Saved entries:
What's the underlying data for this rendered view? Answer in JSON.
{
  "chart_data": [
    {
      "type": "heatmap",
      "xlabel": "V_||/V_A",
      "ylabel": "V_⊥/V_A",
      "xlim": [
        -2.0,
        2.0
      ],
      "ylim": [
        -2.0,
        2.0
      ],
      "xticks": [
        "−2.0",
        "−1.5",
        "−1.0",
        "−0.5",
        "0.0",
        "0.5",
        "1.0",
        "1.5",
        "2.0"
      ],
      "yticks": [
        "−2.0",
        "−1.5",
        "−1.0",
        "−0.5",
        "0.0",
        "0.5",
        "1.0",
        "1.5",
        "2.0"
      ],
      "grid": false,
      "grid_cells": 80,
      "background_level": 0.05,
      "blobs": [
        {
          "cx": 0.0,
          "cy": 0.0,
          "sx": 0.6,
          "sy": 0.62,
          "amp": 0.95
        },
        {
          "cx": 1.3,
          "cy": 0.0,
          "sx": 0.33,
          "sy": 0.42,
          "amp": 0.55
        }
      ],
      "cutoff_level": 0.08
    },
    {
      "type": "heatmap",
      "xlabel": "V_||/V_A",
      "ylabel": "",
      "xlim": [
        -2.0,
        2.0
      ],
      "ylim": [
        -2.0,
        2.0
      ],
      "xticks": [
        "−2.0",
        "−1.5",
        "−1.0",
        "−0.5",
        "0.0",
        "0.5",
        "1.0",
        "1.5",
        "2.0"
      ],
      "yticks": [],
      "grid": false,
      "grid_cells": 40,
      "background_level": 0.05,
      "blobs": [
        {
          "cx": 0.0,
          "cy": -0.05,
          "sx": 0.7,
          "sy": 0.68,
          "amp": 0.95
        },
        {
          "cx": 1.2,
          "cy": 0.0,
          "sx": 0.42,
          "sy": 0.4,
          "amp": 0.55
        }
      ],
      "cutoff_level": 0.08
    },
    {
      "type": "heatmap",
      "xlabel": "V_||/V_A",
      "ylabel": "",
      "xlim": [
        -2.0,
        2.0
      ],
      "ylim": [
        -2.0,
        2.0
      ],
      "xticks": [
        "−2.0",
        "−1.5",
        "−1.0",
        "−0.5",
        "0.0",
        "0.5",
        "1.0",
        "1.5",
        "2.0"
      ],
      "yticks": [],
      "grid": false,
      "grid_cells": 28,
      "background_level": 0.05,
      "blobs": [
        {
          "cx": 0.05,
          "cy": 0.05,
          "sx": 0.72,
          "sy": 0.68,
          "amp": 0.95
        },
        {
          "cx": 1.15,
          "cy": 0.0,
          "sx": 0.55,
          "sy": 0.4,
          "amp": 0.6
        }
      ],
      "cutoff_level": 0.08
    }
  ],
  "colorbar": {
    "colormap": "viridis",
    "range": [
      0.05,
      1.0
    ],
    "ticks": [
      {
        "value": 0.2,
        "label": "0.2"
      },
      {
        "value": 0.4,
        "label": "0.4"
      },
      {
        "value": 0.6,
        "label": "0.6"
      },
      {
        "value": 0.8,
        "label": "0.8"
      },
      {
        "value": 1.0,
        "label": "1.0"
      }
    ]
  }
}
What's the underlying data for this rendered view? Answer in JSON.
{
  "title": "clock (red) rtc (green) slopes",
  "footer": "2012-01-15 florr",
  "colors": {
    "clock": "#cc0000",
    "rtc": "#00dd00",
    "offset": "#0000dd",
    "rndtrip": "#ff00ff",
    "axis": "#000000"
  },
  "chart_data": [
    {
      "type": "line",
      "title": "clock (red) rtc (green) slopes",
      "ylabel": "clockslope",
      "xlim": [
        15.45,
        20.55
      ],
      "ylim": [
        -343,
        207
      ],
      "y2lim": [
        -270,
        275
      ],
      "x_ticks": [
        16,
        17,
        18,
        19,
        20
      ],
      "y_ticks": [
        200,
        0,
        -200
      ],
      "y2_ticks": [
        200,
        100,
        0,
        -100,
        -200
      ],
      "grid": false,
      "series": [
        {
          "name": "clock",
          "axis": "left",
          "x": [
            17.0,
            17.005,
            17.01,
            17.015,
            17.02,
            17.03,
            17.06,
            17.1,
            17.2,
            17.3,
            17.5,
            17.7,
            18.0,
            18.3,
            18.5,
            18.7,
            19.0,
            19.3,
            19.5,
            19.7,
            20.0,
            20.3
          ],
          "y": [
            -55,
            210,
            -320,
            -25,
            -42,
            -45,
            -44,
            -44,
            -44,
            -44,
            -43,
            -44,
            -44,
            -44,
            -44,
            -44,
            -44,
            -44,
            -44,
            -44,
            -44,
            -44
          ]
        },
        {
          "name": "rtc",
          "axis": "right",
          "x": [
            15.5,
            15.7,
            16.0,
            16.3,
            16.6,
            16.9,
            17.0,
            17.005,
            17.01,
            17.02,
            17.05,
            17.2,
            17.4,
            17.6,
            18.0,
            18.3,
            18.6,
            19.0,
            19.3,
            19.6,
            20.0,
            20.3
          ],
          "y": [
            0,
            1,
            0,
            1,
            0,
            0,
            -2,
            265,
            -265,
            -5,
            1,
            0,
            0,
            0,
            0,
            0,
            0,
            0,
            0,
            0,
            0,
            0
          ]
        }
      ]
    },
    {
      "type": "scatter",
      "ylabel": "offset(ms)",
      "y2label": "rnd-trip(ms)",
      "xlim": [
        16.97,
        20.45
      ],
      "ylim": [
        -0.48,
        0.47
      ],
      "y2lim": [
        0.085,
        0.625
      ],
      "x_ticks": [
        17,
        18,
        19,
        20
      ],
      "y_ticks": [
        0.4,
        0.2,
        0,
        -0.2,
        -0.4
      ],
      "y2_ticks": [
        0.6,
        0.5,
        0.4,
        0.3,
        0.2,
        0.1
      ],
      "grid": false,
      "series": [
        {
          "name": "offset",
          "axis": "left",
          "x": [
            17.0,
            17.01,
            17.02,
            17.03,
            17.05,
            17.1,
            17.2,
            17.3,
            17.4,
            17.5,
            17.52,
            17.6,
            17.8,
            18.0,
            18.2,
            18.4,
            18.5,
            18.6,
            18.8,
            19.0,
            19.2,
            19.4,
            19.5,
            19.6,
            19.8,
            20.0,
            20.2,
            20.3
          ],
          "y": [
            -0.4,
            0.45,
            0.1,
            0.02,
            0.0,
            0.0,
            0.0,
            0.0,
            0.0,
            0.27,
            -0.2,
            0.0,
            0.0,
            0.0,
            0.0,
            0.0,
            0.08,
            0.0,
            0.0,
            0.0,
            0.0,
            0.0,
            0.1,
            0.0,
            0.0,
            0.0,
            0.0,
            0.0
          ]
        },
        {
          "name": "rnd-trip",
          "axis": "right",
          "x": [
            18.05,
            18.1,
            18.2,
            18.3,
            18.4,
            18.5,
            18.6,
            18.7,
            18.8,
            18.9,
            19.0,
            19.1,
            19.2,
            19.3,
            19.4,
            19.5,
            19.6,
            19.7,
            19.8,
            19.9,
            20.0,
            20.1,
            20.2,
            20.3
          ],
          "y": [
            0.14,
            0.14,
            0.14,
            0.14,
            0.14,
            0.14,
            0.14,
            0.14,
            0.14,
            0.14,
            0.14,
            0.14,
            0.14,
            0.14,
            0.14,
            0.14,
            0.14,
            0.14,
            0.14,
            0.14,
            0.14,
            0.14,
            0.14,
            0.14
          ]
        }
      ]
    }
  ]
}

Short problem —
Retype the whole listing, matching it exactly.

Task response —
What's the underlying data for this rendered view? Answer in JSON.
{
  "chart_data": [
    {
      "type": "heatmap",
      "xlabel": "V_||/V_A",
      "ylabel": "V_⊥/V_A",
      "xlim": [
        -2.0,
        2.0
      ],
      "ylim": [
        -2.0,
        2.0
      ],
      "xticks": [
        "−2.0",
        "−1.5",
        "−1.0",
        "−0.5",
        "0.0",
        "0.5",
        "1.0",
        "1.5",
        "2.0"
      ],
      "yticks": [
        "−2.0",
        "−1.5",
        "−1.0",
        "−0.5",
        "0.0",
        "0.5",
        "1.0",
        "1.5",
        "2.0"
      ],
      "grid": false,
      "grid_cells": 80,
      "background_level": 0.05,
      "blobs": [
        {
          "cx": 0.0,
          "cy": 0.0,
          "sx": 0.6,
          "sy": 0.62,
          "amp": 0.95
        },
        {
          "cx": 1.3,
          "cy": 0.0,
          "sx": 0.33,
          "sy": 0.42,
          "amp": 0.55
        }
      ],
      "cutoff_level": 0.08
    },
    {
      "type": "heatmap",
      "xlabel": "V_||/V_A",
      "ylabel": "",
      "xlim": [
        -2.0,
        2.0
      ],
      "ylim": [
        -2.0,
        2.0
      ],
      "xticks": [
        "−2.0",
        "−1.5",
        "−1.0",
        "−0.5",
        "0.0",
        "0.5",
        "1.0",
        "1.5",
        "2.0"
      ],
      "yticks": [],
      "grid": false,
      "grid_cells": 40,
      "background_level": 0.05,
      "blobs": [
        {
          "cx": 0.0,
          "cy": -0.05,
          "sx": 0.7,
          "sy": 0.68,
          "amp": 0.95
        },
        {
          "cx": 1.2,
          "cy": 0.0,
          "sx": 0.42,
          "sy": 0.4,
          "amp": 0.55
        }
      ],
      "cutoff_level": 0.08
    },
    {
      "type": "heatmap",
      "xlabel": "V_||/V_A",
      "ylabel": "",
      "xlim": [
        -2.0,
        2.0
      ],
      "ylim": [
        -2.0,
        2.0
      ],
      "xticks": [
        "−2.0",
        "−1.5",
        "−1.0",
        "−0.5",
        "0.0",
        "0.5",
        "1.0",
        "1.5",
        "2.0"
      ],
      "yticks": [],
      "grid": false,
      "grid_cells": 28,
      "background_level": 0.05,
      "blobs": [
        {
          "cx": 0.05,
          "cy": 0.05,
          "sx": 0.72,
          "sy": 0.68,
          "amp": 0.95
        },
        {
          "cx": 1.15,
          "cy": 0.0,
          "sx": 0.55,
          "sy": 0.4,
          "amp": 0.6
        }
      ],
      "cutoff_level": 0.08
    }
  ],
  "colorbar": {
    "colormap": "viridis",
    "range": [
      0.05,
      1.0
    ],
    "ticks": [
      {
        "value": 0.2,
        "label": "0.2"
      },
      {
        "value": 0.4,
        "label": "0.4"
      },
      {
        "value": 0.6,
        "label": "0.6"
      },
      {
        "value": 0.8,
        "label": "0.8"
      },
      {
        "value": 1.0,
        "label": "1.0"
      }
    ]
  }
}
What's the underlying data for this rendered view? Answer in JSON.
{
  "title": "clock (red) rtc (green) slopes",
  "footer": "2012-01-15 florr",
  "colors": {
    "clock": "#cc0000",
    "rtc": "#00dd00",
    "offset": "#0000dd",
    "rndtrip": "#ff00ff",
    "axis": "#000000"
  },
  "chart_data": [
    {
      "type": "line",
      "title": "clock (red) rtc (green) slopes",
      "ylabel": "clockslope",
      "xlim": [
        15.45,
        20.55
      ],
      "ylim": [
        -343,
        207
      ],
      "y2lim": [
        -270,
        275
      ],
      "x_ticks": [
        16,
        17,
        18,
        19,
        20
      ],
      "y_ticks": [
        200,
        0,
        -200
      ],
      "y2_ticks": [
        200,
        100,
        0,
        -100,
        -200
      ],
      "grid": false,
      "series": [
        {
          "name": "clock",
          "axis": "left",
          "x": [
            17.0,
            17.005,
            17.01,
            17.015,
            17.02,
            17.03,
            17.06,
            17.1,
            17.2,
            17.3,
            17.5,
            17.7,
            18.0,
            18.3,
            18.5,
            18.7,
            19.0,
            19.3,
            19.5,
            19.7,
            20.0,
            20.3
          ],
          "y": [
            -55,
            210,
            -320,
            -25,
            -42,
            -45,
            -44,
            -44,
            -44,
            -44,
            -43,
            -44,
            -44,
            -44,
            -44,
            -44,
            -44,
            -44,
            -44,
            -44,
            -44,
            -44
          ]
        },
        {
          "name": "rtc",
          "axis": "right",
          "x": [
            15.5,
            15.7,
            16.0,
            16.3,
            16.6,
            16.9,
            17.0,
            17.005,
            17.01,
            17.02,
            17.05,
            17.2,
            17.4,
            17.6,
            18.0,
            18.3,
            18.6,
            19.0,
            19.3,
            19.6,
            20.0,
            20.3
          ],
          "y": [
            0,
            1,
            0,
            1,
            0,
            0,
            -2,
            265,
            -265,
            -5,
            1,
            0,
            0,
            0,
            0,
            0,
            0,
            0,
            0,
            0,
            0,
            0
          ]
        }
      ]
    },
    {
      "type": "scatter",
      "ylabel": "offset(ms)",
      "y2label": "rnd-trip(ms)",
      "xlim": [
        16.97,
        20.45
      ],
      "ylim": [
        -0.48,
        0.47
      ],
      "y2lim": [
        0.085,
        0.625
      ],
      "x_ticks": [
        17,
        18,
        19,
        20
      ],
      "y_ticks": [
        0.4,
        0.2,
        0,
        -0.2,
        -0.4
      ],
      "y2_ticks": [
        0.6,
        0.5,
        0.4,
        0.3,
        0.2,
        0.1
      ],
      "grid": false,
      "series": [
        {
          "name": "offset",
          "axis": "left",
          "x": [
            17.0,
            17.01,
            17.02,
            17.03,
            17.05,
            17.1,
            17.2,
            17.3,
            17.4,
            17.5,
            17.52,
            17.6,
            17.8,
            18.0,
            18.2,
            18.4,
            18.5,
            18.6,
            18.8,
            19.0,
            19.2,
            19.4,
            19.5,
            19.6,
            19.8,
            20.0,
            20.2,
            20.3
          ],
          "y": [
            -0.4,
            0.45,
            0.1,
            0.02,
            0.0,
            0.0,
            0.0,
            0.0,
            0.0,
            0.27,
            -0.2,
            0.0,
            0.0,
            0.0,
            0.0,
            0.0,
            0.08,
            0.0,
            0.0,
            0.0,
            0.0,
            0.0,
            0.1,
            0.0,
            0.0,
            0.0,
            0.0,
            0.0
          ]
        },
        {
          "name": "rnd-trip",
          "axis": "right",
          "x": [
            18.05,
            18.1,
            18.2,
            18.3,
            18.4,
            18.5,
            18.6,
            18.7,
            18.8,
            18.9,
            19.0,
            19.1,
            19.2,
            19.3,
            19.4,
            19.5,
            19.6,
            19.7,
            19.8,
            19.9,
            20.0,
            20.1,
            20.2,
            20.3
          ],
          "y": [
            0.14,
            0.14,
            0.14,
            0.14,
            0.14,
            0.14,
            0.14,
            0.14,
            0.14,
            0.14,
            0.14,
            0.14,
            0.14,
            0.14,
            0.14,
            0.14,
            0.14,
            0.14,
            0.14,
            0.14,
            0.14,
            0.14,
            0.14,
            0.14
          ]
        }
      ]
    }
  ]
}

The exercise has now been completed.